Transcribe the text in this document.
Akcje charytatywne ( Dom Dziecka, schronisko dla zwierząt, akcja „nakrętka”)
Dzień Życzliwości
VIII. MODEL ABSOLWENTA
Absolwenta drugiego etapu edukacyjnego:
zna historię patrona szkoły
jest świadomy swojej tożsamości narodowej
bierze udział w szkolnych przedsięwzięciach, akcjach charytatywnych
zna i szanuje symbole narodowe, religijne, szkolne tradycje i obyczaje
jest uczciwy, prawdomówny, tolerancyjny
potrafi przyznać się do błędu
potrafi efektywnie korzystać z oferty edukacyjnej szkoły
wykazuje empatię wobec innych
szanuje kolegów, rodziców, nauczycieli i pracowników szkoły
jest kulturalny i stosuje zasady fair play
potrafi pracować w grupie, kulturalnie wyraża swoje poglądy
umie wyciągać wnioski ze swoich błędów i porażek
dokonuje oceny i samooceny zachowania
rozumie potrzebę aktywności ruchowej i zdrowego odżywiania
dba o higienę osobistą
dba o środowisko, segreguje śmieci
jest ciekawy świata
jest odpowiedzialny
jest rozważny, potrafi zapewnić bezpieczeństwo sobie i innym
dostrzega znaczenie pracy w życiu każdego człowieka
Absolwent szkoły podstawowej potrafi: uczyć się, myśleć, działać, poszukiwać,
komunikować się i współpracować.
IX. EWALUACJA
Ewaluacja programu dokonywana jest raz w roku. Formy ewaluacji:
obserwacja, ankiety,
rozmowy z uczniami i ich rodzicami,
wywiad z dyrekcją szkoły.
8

• • • • • • •

## Aim of the exercise
Please output the entries above, every line exactly as it reads.

## Expected output
Transcribe the text in this document.
Akcje charytatywne ( Dom Dziecka, schronisko dla zwierząt, akcja „nakrętka”)
Dzień Życzliwości
VIII. MODEL ABSOLWENTA
Absolwenta drugiego etapu edukacyjnego:
zna historię patrona szkoły
jest świadomy swojej tożsamości narodowej
bierze udział w szkolnych przedsięwzięciach, akcjach charytatywnych
zna i szanuje symbole narodowe, religijne, szkolne tradycje i obyczaje
jest uczciwy, prawdomówny, tolerancyjny
potrafi przyznać się do błędu
potrafi efektywnie korzystać z oferty edukacyjnej szkoły
wykazuje empatię wobec innych
szanuje kolegów, rodziców, nauczycieli i pracowników szkoły
jest kulturalny i stosuje zasady fair play
potrafi pracować w grupie, kulturalnie wyraża swoje poglądy
umie wyciągać wnioski ze swoich błędów i porażek
dokonuje oceny i samooceny zachowania
rozumie potrzebę aktywności ruchowej i zdrowego odżywiania
dba o higienę osobistą
dba o środowisko, segreguje śmieci
jest ciekawy świata
jest odpowiedzialny
jest rozważny, potrafi zapewnić bezpieczeństwo sobie i innym
dostrzega znaczenie pracy w życiu każdego człowieka
Absolwent szkoły podstawowej potrafi: uczyć się, myśleć, działać, poszukiwać,
komunikować się i współpracować.
IX. EWALUACJA
Ewaluacja programu dokonywana jest raz w roku. Formy ewaluacji:
obserwacja, ankiety,
rozmowy z uczniami i ich rodzicami,
wywiad z dyrekcją szkoły.
8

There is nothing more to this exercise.